> _Task_: Could you extract every entry below and reproduce it exactly?

++++ Record set ++++

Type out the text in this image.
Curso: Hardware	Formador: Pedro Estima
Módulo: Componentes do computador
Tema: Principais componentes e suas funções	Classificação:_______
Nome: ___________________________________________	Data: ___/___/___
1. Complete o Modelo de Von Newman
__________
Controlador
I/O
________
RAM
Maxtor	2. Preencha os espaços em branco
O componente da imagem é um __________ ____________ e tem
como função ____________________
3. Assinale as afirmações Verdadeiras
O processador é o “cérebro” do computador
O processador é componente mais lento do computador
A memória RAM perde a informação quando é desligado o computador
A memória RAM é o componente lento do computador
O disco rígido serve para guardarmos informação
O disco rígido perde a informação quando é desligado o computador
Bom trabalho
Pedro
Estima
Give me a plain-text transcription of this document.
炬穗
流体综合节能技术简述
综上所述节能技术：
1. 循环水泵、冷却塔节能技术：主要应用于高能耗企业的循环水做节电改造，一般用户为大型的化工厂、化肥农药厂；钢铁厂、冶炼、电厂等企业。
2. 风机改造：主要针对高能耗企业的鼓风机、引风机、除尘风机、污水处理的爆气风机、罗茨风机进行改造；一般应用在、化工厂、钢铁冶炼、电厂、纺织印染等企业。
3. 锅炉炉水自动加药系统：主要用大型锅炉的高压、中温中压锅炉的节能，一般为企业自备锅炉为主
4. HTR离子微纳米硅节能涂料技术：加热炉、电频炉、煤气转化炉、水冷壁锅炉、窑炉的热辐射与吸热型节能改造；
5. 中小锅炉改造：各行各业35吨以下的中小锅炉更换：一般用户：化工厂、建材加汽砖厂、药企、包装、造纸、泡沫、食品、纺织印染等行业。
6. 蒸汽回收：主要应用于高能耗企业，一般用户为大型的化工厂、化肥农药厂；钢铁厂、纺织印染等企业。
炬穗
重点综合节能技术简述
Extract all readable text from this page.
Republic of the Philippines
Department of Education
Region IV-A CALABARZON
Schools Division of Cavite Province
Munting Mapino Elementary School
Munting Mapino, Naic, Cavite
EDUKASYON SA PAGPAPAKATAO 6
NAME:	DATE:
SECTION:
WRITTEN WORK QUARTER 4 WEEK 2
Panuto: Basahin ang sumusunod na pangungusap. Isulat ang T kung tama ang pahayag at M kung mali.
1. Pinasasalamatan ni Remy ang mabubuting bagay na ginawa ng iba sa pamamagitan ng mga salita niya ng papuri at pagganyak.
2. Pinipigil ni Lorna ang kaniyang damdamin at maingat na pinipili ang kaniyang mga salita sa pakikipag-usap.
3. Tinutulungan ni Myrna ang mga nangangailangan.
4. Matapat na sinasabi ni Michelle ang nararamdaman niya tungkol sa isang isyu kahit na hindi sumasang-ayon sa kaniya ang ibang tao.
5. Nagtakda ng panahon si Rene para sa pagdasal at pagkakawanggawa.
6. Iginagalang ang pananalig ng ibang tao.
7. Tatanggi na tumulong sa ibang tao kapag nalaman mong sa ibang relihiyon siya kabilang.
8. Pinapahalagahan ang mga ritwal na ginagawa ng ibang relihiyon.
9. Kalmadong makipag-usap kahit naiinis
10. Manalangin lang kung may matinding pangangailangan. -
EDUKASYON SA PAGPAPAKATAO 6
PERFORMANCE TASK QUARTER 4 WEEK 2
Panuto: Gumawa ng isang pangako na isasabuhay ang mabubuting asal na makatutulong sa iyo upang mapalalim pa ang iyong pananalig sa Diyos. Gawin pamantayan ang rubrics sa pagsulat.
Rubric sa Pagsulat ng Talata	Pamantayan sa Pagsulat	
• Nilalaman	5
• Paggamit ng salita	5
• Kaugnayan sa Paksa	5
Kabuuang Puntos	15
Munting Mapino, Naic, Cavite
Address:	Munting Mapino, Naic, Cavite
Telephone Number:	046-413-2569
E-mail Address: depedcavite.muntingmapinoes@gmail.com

++++

> _In response_:
Type out the text in this image.
Curso: Hardware	Formador: Pedro Estima
Módulo: Componentes do computador
Tema: Principais componentes e suas funções	Classificação:_______
Nome: ___________________________________________	Data: ___/___/___
1. Complete o Modelo de Von Newman
__________
Controlador
I/O
________
RAM
Maxtor	2. Preencha os espaços em branco
O componente da imagem é um __________ ____________ e tem
como função ____________________
3. Assinale as afirmações Verdadeiras
O processador é o “cérebro” do computador
O processador é componente mais lento do computador
A memória RAM perde a informação quando é desligado o computador
A memória RAM é o componente lento do computador
O disco rígido serve para guardarmos informação
O disco rígido perde a informação quando é desligado o computador
Bom trabalho
Pedro
Estima
Give me a plain-text transcription of this document.
炬穗
流体综合节能技术简述
综上所述节能技术：
1. 循环水泵、冷却塔节能技术：主要应用于高能耗企业的循环水做节电改造，一般用户为大型的化工厂、化肥农药厂；钢铁厂、冶炼、电厂等企业。
2. 风机改造：主要针对高能耗企业的鼓风机、引风机、除尘风机、污水处理的爆气风机、罗茨风机进行改造；一般应用在、化工厂、钢铁冶炼、电厂、纺织印染等企业。
3. 锅炉炉水自动加药系统：主要用大型锅炉的高压、中温中压锅炉的节能，一般为企业自备锅炉为主
4. HTR离子微纳米硅节能涂料技术：加热炉、电频炉、煤气转化炉、水冷壁锅炉、窑炉的热辐射与吸热型节能改造；
5. 中小锅炉改造：各行各业35吨以下的中小锅炉更换：一般用户：化工厂、建材加汽砖厂、药企、包装、造纸、泡沫、食品、纺织印染等行业。
6. 蒸汽回收：主要应用于高能耗企业，一般用户为大型的化工厂、化肥农药厂；钢铁厂、纺织印染等企业。
炬穗
重点综合节能技术简述
Extract all readable text from this page.
Republic of the Philippines
Department of Education
Region IV-A CALABARZON
Schools Division of Cavite Province
Munting Mapino Elementary School
Munting Mapino, Naic, Cavite
EDUKASYON SA PAGPAPAKATAO 6
NAME:	DATE:
SECTION:
WRITTEN WORK QUARTER 4 WEEK 2
Panuto: Basahin ang sumusunod na pangungusap. Isulat ang T kung tama ang pahayag at M kung mali.
1. Pinasasalamatan ni Remy ang mabubuting bagay na ginawa ng iba sa pamamagitan ng mga salita niya ng papuri at pagganyak.
2. Pinipigil ni Lorna ang kaniyang damdamin at maingat na pinipili ang kaniyang mga salita sa pakikipag-usap.
3. Tinutulungan ni Myrna ang mga nangangailangan.
4. Matapat na sinasabi ni Michelle ang nararamdaman niya tungkol sa isang isyu kahit na hindi sumasang-ayon sa kaniya ang ibang tao.
5. Nagtakda ng panahon si Rene para sa pagdasal at pagkakawanggawa.
6. Iginagalang ang pananalig ng ibang tao.
7. Tatanggi na tumulong sa ibang tao kapag nalaman mong sa ibang relihiyon siya kabilang.
8. Pinapahalagahan ang mga ritwal na ginagawa ng ibang relihiyon.
9. Kalmadong makipag-usap kahit naiinis
10. Manalangin lang kung may matinding pangangailangan. -
EDUKASYON SA PAGPAPAKATAO 6
PERFORMANCE TASK QUARTER 4 WEEK 2
Panuto: Gumawa ng isang pangako na isasabuhay ang mabubuting asal na makatutulong sa iyo upang mapalalim pa ang iyong pananalig sa Diyos. Gawin pamantayan ang rubrics sa pagsulat.
Rubric sa Pagsulat ng Talata	Pamantayan sa Pagsulat	
• Nilalaman	5
• Paggamit ng salita	5
• Kaugnayan sa Paksa	5
Kabuuang Puntos	15
Munting Mapino, Naic, Cavite
Address:	Munting Mapino, Naic, Cavite
Telephone Number:	046-413-2569
E-mail Address: depedcavite.muntingmapinoes@gmail.com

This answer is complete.